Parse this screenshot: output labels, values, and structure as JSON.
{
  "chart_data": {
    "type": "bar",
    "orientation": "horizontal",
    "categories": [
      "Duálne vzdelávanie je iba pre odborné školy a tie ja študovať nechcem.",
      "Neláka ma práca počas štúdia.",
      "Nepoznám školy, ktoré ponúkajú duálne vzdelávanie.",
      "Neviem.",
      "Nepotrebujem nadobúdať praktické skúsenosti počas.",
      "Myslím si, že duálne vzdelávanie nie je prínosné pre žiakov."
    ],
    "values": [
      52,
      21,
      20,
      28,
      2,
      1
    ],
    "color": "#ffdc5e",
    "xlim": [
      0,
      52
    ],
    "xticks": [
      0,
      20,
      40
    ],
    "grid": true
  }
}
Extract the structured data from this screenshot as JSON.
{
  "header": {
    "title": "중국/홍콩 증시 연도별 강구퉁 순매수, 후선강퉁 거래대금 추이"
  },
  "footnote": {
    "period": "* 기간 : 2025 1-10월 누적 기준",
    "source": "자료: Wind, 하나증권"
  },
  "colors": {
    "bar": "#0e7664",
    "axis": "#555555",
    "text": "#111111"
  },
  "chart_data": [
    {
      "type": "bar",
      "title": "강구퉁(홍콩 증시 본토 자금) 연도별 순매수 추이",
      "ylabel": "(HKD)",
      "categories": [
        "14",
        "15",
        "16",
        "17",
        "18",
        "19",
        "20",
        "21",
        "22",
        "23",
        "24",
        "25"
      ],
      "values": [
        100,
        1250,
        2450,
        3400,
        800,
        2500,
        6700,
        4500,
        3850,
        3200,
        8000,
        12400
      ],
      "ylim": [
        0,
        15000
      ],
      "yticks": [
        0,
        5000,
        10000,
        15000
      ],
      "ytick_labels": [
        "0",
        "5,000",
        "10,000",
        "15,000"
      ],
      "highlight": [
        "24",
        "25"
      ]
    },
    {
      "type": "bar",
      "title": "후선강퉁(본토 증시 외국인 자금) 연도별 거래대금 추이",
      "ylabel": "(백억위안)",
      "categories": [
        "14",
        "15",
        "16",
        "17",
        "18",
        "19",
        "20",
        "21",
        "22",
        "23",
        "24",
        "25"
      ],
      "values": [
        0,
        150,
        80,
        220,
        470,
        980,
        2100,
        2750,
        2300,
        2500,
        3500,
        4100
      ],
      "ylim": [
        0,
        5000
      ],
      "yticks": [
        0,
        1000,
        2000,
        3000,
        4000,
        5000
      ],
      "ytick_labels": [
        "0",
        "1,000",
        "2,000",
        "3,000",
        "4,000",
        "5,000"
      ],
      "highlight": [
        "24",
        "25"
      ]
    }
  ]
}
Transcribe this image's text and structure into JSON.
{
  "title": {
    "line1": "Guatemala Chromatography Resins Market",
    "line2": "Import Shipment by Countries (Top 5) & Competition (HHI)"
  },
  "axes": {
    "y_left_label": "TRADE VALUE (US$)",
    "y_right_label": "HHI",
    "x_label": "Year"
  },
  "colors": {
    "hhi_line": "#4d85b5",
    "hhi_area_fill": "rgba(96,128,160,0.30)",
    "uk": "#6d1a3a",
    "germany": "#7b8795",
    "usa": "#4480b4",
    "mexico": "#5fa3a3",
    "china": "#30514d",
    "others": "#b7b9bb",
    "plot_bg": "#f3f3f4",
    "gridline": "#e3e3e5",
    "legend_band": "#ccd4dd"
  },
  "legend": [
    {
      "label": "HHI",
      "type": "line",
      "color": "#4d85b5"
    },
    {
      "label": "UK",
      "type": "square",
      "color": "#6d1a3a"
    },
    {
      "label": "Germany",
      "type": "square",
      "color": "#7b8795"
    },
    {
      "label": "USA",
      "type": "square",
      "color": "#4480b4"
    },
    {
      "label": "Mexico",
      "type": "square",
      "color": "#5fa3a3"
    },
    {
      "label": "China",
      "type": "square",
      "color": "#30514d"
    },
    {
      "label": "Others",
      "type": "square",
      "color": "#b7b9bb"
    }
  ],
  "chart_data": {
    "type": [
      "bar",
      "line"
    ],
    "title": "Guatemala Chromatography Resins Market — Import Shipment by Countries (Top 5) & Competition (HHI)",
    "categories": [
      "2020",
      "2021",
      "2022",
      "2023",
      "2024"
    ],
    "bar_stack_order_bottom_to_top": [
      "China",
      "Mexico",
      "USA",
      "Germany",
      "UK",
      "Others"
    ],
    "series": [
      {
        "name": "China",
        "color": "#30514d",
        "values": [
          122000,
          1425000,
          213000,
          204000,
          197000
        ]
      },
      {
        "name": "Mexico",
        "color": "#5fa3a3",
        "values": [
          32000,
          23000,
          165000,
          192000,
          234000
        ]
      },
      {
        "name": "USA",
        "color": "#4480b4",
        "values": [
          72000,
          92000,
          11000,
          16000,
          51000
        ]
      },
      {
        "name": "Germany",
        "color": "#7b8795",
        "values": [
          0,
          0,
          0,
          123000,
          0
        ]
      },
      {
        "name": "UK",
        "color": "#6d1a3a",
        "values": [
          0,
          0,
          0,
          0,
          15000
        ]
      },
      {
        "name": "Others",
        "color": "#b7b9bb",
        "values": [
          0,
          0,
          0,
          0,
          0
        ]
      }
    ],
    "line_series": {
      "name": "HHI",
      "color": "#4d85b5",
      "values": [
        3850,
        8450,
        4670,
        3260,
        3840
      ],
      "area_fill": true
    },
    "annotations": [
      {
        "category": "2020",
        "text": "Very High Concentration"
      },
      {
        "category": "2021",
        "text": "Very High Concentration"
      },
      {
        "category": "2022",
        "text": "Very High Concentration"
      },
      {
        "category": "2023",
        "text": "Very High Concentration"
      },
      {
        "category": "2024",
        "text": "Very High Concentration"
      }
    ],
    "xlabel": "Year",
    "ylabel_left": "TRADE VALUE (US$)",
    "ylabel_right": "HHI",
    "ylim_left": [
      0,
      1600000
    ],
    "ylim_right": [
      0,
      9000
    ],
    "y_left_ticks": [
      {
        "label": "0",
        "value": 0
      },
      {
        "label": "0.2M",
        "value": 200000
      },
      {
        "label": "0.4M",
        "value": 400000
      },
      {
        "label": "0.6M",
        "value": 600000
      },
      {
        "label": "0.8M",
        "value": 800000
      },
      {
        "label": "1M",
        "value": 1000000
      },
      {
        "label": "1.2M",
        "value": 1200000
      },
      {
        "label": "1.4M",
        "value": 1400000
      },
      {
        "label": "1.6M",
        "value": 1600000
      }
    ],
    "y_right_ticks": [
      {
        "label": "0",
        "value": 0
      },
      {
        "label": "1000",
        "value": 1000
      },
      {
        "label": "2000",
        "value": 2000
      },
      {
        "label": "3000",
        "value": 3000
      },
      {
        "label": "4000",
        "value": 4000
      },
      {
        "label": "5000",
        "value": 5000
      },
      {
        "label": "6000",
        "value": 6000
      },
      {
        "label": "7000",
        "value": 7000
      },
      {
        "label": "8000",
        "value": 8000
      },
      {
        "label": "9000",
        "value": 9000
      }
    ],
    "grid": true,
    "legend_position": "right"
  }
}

### WHAT IS EXPECTED
What is the number of lines in the data that hold the word "name"? Reply with that number and nothing else.

### WRITTEN ANSWER
7